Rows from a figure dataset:
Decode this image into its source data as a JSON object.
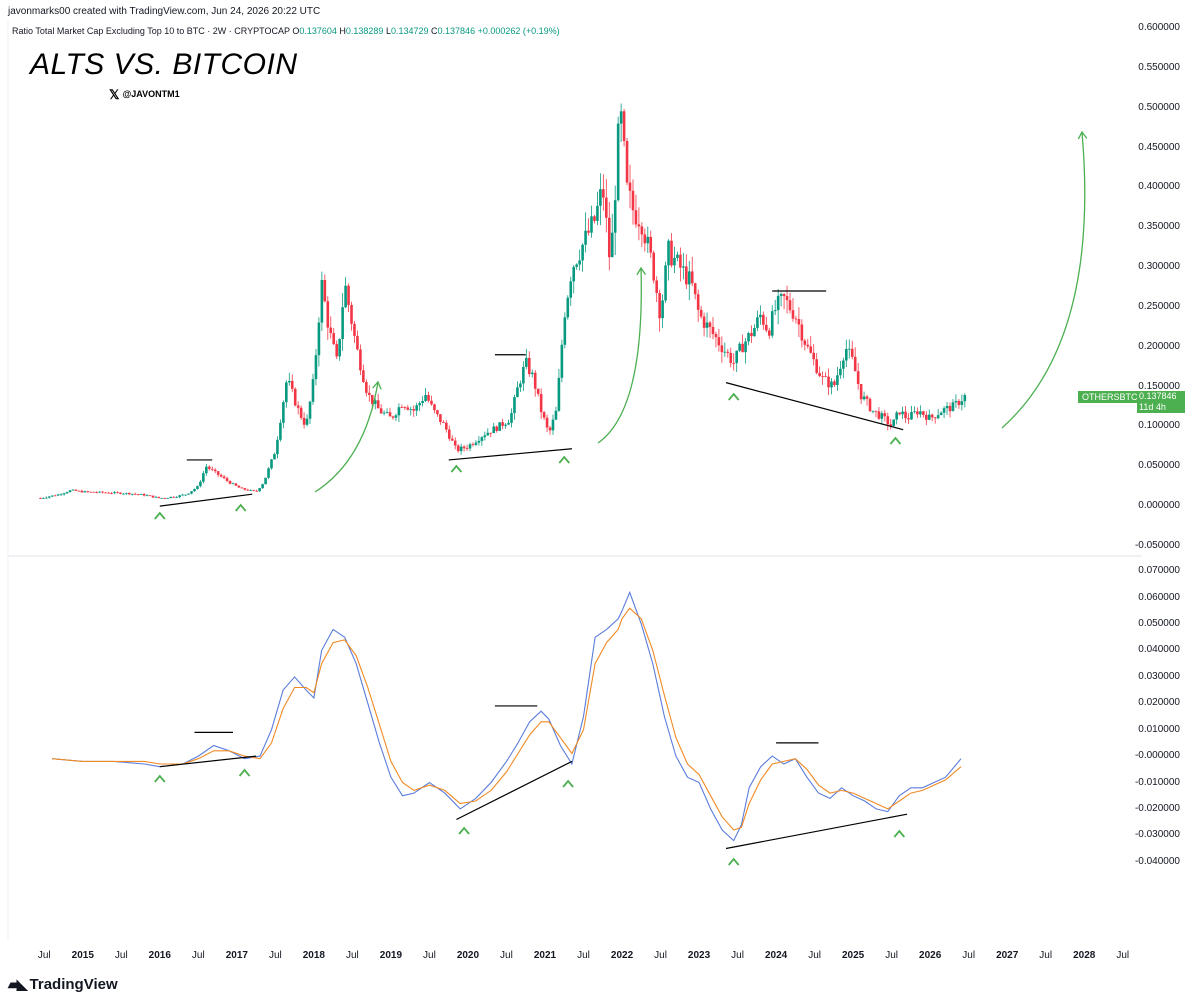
{
  "header": {
    "credit": "javonmarks00 created with TradingView.com, Jun 24, 2026 20:22 UTC",
    "symbol": "Ratio Total Market Cap Excluding Top 10 to BTC · 2W · CRYPTOCAP",
    "o_label": "O",
    "o_value": "0.137604",
    "h_label": "H",
    "h_value": "0.138289",
    "l_label": "L",
    "l_value": "0.134729",
    "c_label": "C",
    "c_value": "0.137846",
    "change": "+0.000262 (+0.19%)"
  },
  "overlay": {
    "title": "ALTS VS. BITCOIN",
    "handle": "@JAVONTM1",
    "handle_icon": "x-logo-icon"
  },
  "price_badge": {
    "symbol": "OTHERSBTC",
    "value": "0.137846",
    "countdown": "11d 4h",
    "color": "#4caf50"
  },
  "brand": {
    "name": "TradingView",
    "icon": "tradingview-logo-icon"
  },
  "colors": {
    "up": "#089981",
    "down": "#f23645",
    "oscillator_fast": "#5b7ddb",
    "oscillator_slow": "#f08a24",
    "annotation_arrow": "#4caf50",
    "trendline": "#000000"
  },
  "chart_data": [
    {
      "type": "candlestick",
      "title": "Ratio Total Market Cap Excluding Top 10 to BTC · 2W · CRYPTOCAP",
      "y_ticks": [
        "0.600000",
        "0.550000",
        "0.500000",
        "0.450000",
        "0.400000",
        "0.350000",
        "0.300000",
        "0.250000",
        "0.200000",
        "0.150000",
        "0.100000",
        "0.050000",
        "0.000000",
        "-0.050000"
      ],
      "ylim": [
        -0.05,
        0.6
      ],
      "x_ticks": [
        "Jul",
        "2015",
        "Jul",
        "2016",
        "Jul",
        "2017",
        "Jul",
        "2018",
        "Jul",
        "2019",
        "Jul",
        "2020",
        "Jul",
        "2021",
        "Jul",
        "2022",
        "Jul",
        "2023",
        "Jul",
        "2024",
        "Jul",
        "2025",
        "Jul",
        "2026",
        "Jul",
        "2027",
        "Jul",
        "2028",
        "Jul"
      ],
      "x_range": [
        2014.25,
        2028.75
      ],
      "close_path_year": [
        2014.45,
        2014.7,
        2014.85,
        2015.0,
        2015.3,
        2015.6,
        2015.8,
        2016.0,
        2016.2,
        2016.35,
        2016.5,
        2016.6,
        2016.75,
        2016.9,
        2017.05,
        2017.15,
        2017.25,
        2017.35,
        2017.5,
        2017.65,
        2017.8,
        2017.9,
        2018.0,
        2018.1,
        2018.2,
        2018.3,
        2018.4,
        2018.55,
        2018.7,
        2018.85,
        2019.0,
        2019.15,
        2019.3,
        2019.45,
        2019.55,
        2019.7,
        2019.85,
        2020.0,
        2020.2,
        2020.4,
        2020.55,
        2020.65,
        2020.75,
        2020.85,
        2020.95,
        2021.05,
        2021.15,
        2021.25,
        2021.35,
        2021.45,
        2021.55,
        2021.65,
        2021.75,
        2021.85,
        2021.95,
        2022.0,
        2022.05,
        2022.15,
        2022.25,
        2022.4,
        2022.5,
        2022.6,
        2022.75,
        2022.9,
        2023.0,
        2023.15,
        2023.3,
        2023.45,
        2023.55,
        2023.7,
        2023.8,
        2023.9,
        2024.0,
        2024.1,
        2024.25,
        2024.4,
        2024.5,
        2024.6,
        2024.75,
        2024.9,
        2025.0,
        2025.1,
        2025.25,
        2025.4,
        2025.5,
        2025.6,
        2025.7,
        2025.85,
        2026.0,
        2026.15,
        2026.3,
        2026.45
      ],
      "close_path_value": [
        0.01,
        0.015,
        0.02,
        0.018,
        0.017,
        0.016,
        0.014,
        0.01,
        0.012,
        0.015,
        0.025,
        0.05,
        0.04,
        0.03,
        0.022,
        0.02,
        0.018,
        0.03,
        0.07,
        0.16,
        0.12,
        0.1,
        0.16,
        0.28,
        0.22,
        0.18,
        0.28,
        0.2,
        0.14,
        0.12,
        0.11,
        0.13,
        0.12,
        0.14,
        0.12,
        0.1,
        0.07,
        0.075,
        0.09,
        0.1,
        0.11,
        0.15,
        0.18,
        0.16,
        0.12,
        0.09,
        0.12,
        0.24,
        0.3,
        0.32,
        0.34,
        0.36,
        0.4,
        0.3,
        0.46,
        0.49,
        0.4,
        0.37,
        0.36,
        0.3,
        0.24,
        0.32,
        0.3,
        0.28,
        0.24,
        0.22,
        0.2,
        0.18,
        0.2,
        0.22,
        0.24,
        0.22,
        0.25,
        0.26,
        0.24,
        0.2,
        0.18,
        0.16,
        0.15,
        0.2,
        0.18,
        0.14,
        0.12,
        0.11,
        0.1,
        0.12,
        0.11,
        0.12,
        0.11,
        0.12,
        0.125,
        0.1378
      ]
    },
    {
      "type": "line",
      "y_ticks": [
        "0.070000",
        "0.060000",
        "0.050000",
        "0.040000",
        "0.030000",
        "0.020000",
        "0.010000",
        "-0.000000",
        "-0.010000",
        "-0.020000",
        "-0.030000",
        "-0.040000"
      ],
      "ylim": [
        -0.042,
        0.072
      ],
      "x": [
        2014.6,
        2015.0,
        2015.4,
        2015.8,
        2016.0,
        2016.3,
        2016.5,
        2016.7,
        2016.9,
        2017.1,
        2017.3,
        2017.45,
        2017.6,
        2017.75,
        2017.9,
        2018.0,
        2018.1,
        2018.25,
        2018.4,
        2018.55,
        2018.7,
        2018.85,
        2019.0,
        2019.15,
        2019.3,
        2019.5,
        2019.7,
        2019.9,
        2020.1,
        2020.3,
        2020.5,
        2020.65,
        2020.8,
        2020.95,
        2021.05,
        2021.2,
        2021.35,
        2021.5,
        2021.65,
        2021.8,
        2021.95,
        2022.0,
        2022.1,
        2022.25,
        2022.4,
        2022.55,
        2022.7,
        2022.85,
        2023.0,
        2023.15,
        2023.3,
        2023.45,
        2023.55,
        2023.65,
        2023.8,
        2023.95,
        2024.1,
        2024.25,
        2024.4,
        2024.55,
        2024.7,
        2024.85,
        2025.0,
        2025.15,
        2025.3,
        2025.45,
        2025.6,
        2025.75,
        2025.9,
        2026.05,
        2026.2,
        2026.4
      ],
      "series": [
        {
          "color": "#5b7ddb",
          "values": [
            -0.001,
            -0.002,
            -0.002,
            -0.003,
            -0.004,
            -0.003,
            0.0,
            0.004,
            0.002,
            -0.001,
            0.0,
            0.01,
            0.025,
            0.03,
            0.025,
            0.022,
            0.04,
            0.048,
            0.045,
            0.035,
            0.02,
            0.005,
            -0.008,
            -0.015,
            -0.014,
            -0.01,
            -0.014,
            -0.02,
            -0.016,
            -0.01,
            -0.002,
            0.005,
            0.013,
            0.017,
            0.014,
            0.004,
            -0.003,
            0.015,
            0.045,
            0.048,
            0.052,
            0.055,
            0.062,
            0.05,
            0.035,
            0.015,
            0.0,
            -0.008,
            -0.01,
            -0.02,
            -0.028,
            -0.032,
            -0.026,
            -0.012,
            -0.004,
            0.0,
            -0.003,
            -0.001,
            -0.008,
            -0.014,
            -0.016,
            -0.012,
            -0.015,
            -0.017,
            -0.02,
            -0.021,
            -0.015,
            -0.012,
            -0.012,
            -0.01,
            -0.008,
            -0.001
          ]
        },
        {
          "color": "#f08a24",
          "values": [
            -0.001,
            -0.002,
            -0.002,
            -0.002,
            -0.003,
            -0.003,
            -0.001,
            0.002,
            0.002,
            0.0,
            -0.001,
            0.005,
            0.018,
            0.026,
            0.026,
            0.024,
            0.035,
            0.043,
            0.044,
            0.038,
            0.026,
            0.012,
            -0.002,
            -0.01,
            -0.013,
            -0.011,
            -0.013,
            -0.018,
            -0.017,
            -0.013,
            -0.006,
            0.001,
            0.008,
            0.013,
            0.013,
            0.007,
            0.001,
            0.01,
            0.035,
            0.043,
            0.048,
            0.052,
            0.056,
            0.052,
            0.04,
            0.023,
            0.007,
            -0.003,
            -0.007,
            -0.015,
            -0.023,
            -0.028,
            -0.027,
            -0.018,
            -0.009,
            -0.003,
            -0.002,
            -0.001,
            -0.005,
            -0.011,
            -0.014,
            -0.013,
            -0.014,
            -0.016,
            -0.018,
            -0.02,
            -0.017,
            -0.014,
            -0.013,
            -0.011,
            -0.009,
            -0.004
          ]
        }
      ]
    }
  ]
}
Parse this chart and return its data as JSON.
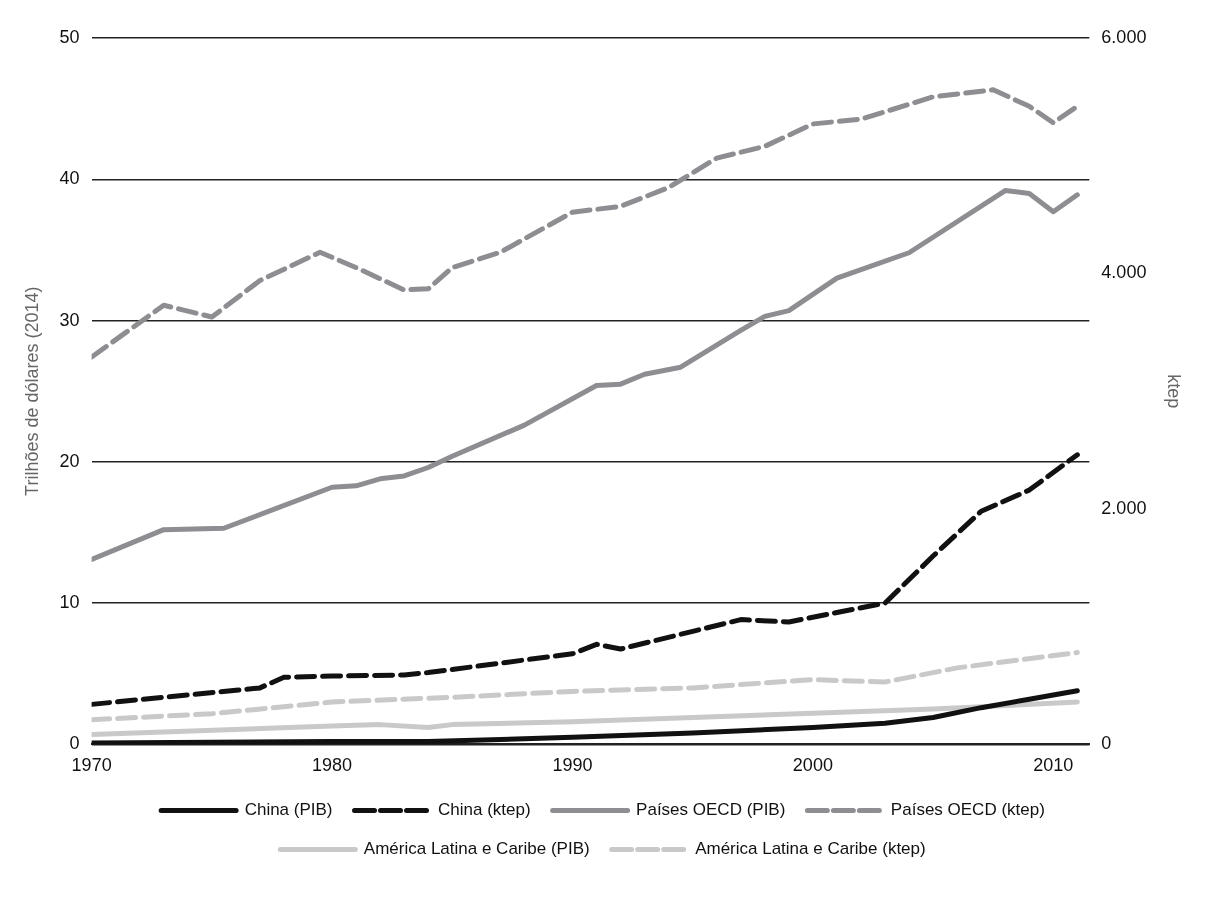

▸ TASK TO CARRY OUT
Show the lines where the word "JSON" appears in the entries.

▸ SOLUTION TO THIS PROBLEM
Decode this image into its source data as a JSON object.
Parse this chart and return its data as JSON.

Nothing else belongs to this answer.